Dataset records
┄┄┄┄┄┄┄┄┄┄┄┄┄┄┄┄┄┄┄┄

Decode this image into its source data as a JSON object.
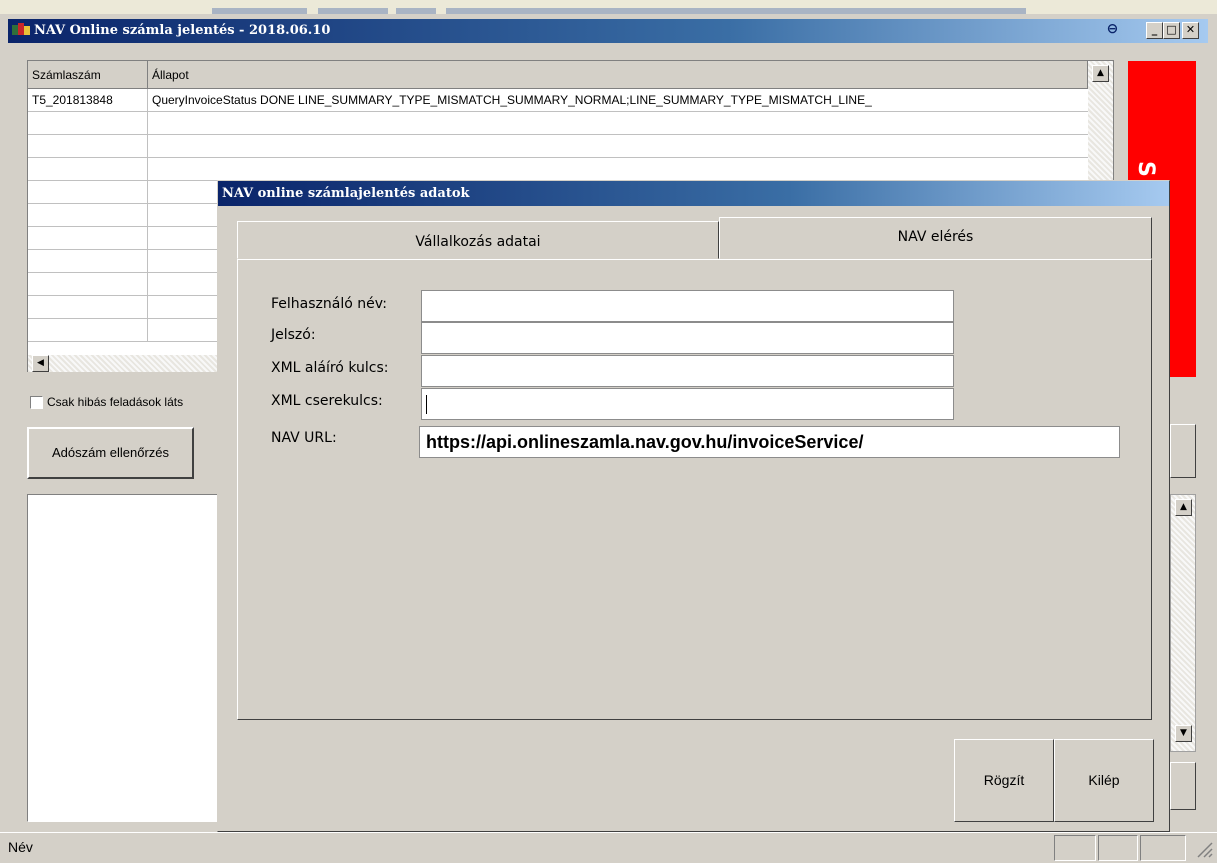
{
  "main_window": {
    "title": "NAV Online számla jelentés - 2018.06.10",
    "title_buttons": [
      "⊖",
      "_",
      "□",
      "✕"
    ]
  },
  "grid": {
    "columns": [
      "Számlaszám",
      "Állapot"
    ],
    "rows": [
      [
        "T5_201813848",
        "QueryInvoiceStatus DONE LINE_SUMMARY_TYPE_MISMATCH_SUMMARY_NORMAL;LINE_SUMMARY_TYPE_MISMATCH_LINE_"
      ],
      [
        "",
        ""
      ],
      [
        "",
        ""
      ],
      [
        "",
        ""
      ],
      [
        "",
        ""
      ],
      [
        "",
        ""
      ],
      [
        "",
        ""
      ],
      [
        "",
        ""
      ],
      [
        "",
        ""
      ],
      [
        "",
        ""
      ],
      [
        "",
        ""
      ]
    ]
  },
  "red_panel_text": "S",
  "checkbox_label": "Csak hibás feladások láts",
  "adoszam_button": "Adószám ellenőrzés",
  "status_bar": {
    "text": "Név"
  },
  "dialog": {
    "title": "NAV online számlajelentés adatok",
    "tabs": [
      "Vállalkozás adatai",
      "NAV elérés"
    ],
    "fields": {
      "username_label": "Felhasználó név:",
      "username_value": "",
      "password_label": "Jelszó:",
      "password_value": "",
      "sign_key_label": "XML aláíró kulcs:",
      "sign_key_value": "",
      "exchange_key_label": "XML cserekulcs:",
      "exchange_key_value": "",
      "url_label": "NAV URL:",
      "url_value": "https://api.onlineszamla.nav.gov.hu/invoiceService/"
    },
    "buttons": {
      "save": "Rögzít",
      "exit": "Kilép"
    }
  },
  "colors": {
    "title_bar": "#0a246a",
    "window_bg": "#d4d0c8",
    "alert_panel": "#ff0000"
  }
}
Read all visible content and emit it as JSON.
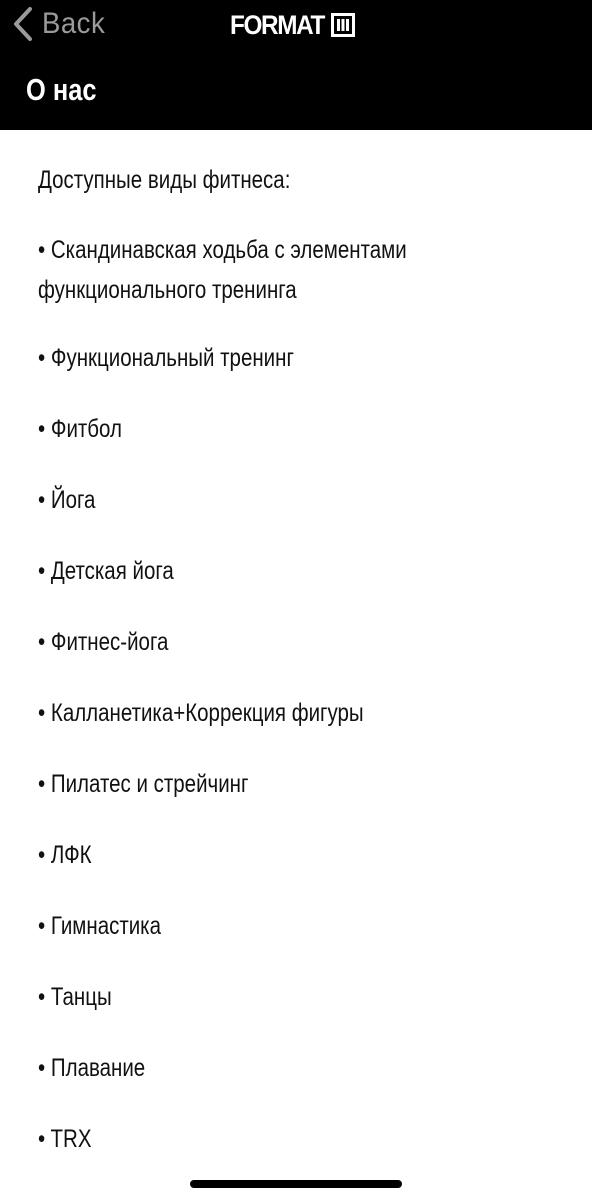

┄┄┄┄┄┄┄┄┄┄┄┄┄┄┄┄┄┄┄┄

• _Exercise_
Repeat each record exactly as shown above, dropping all images.

• _Written reply_
Decode this image into its source data as a JSON object.
{
  "main_window": {
    "title": "NAV Online számla jelentés - 2018.06.10",
    "title_buttons": [
      "⊖",
      "_",
      "□",
      "✕"
    ]
  },
  "grid": {
    "columns": [
      "Számlaszám",
      "Állapot"
    ],
    "rows": [
      [
        "T5_201813848",
        "QueryInvoiceStatus DONE LINE_SUMMARY_TYPE_MISMATCH_SUMMARY_NORMAL;LINE_SUMMARY_TYPE_MISMATCH_LINE_"
      ],
      [
        "",
        ""
      ],
      [
        "",
        ""
      ],
      [
        "",
        ""
      ],
      [
        "",
        ""
      ],
      [
        "",
        ""
      ],
      [
        "",
        ""
      ],
      [
        "",
        ""
      ],
      [
        "",
        ""
      ],
      [
        "",
        ""
      ],
      [
        "",
        ""
      ]
    ]
  },
  "red_panel_text": "S",
  "checkbox_label": "Csak hibás feladások láts",
  "adoszam_button": "Adószám ellenőrzés",
  "status_bar": {
    "text": "Név"
  },
  "dialog": {
    "title": "NAV online számlajelentés adatok",
    "tabs": [
      "Vállalkozás adatai",
      "NAV elérés"
    ],
    "fields": {
      "username_label": "Felhasználó név:",
      "username_value": "",
      "password_label": "Jelszó:",
      "password_value": "",
      "sign_key_label": "XML aláíró kulcs:",
      "sign_key_value": "",
      "exchange_key_label": "XML cserekulcs:",
      "exchange_key_value": "",
      "url_label": "NAV URL:",
      "url_value": "https://api.onlineszamla.nav.gov.hu/invoiceService/"
    },
    "buttons": {
      "save": "Rögzít",
      "exit": "Kilép"
    }
  },
  "colors": {
    "title_bar": "#0a246a",
    "window_bg": "#d4d0c8",
    "alert_panel": "#ff0000"
  }
}
Read all visible content and emit it as JSON.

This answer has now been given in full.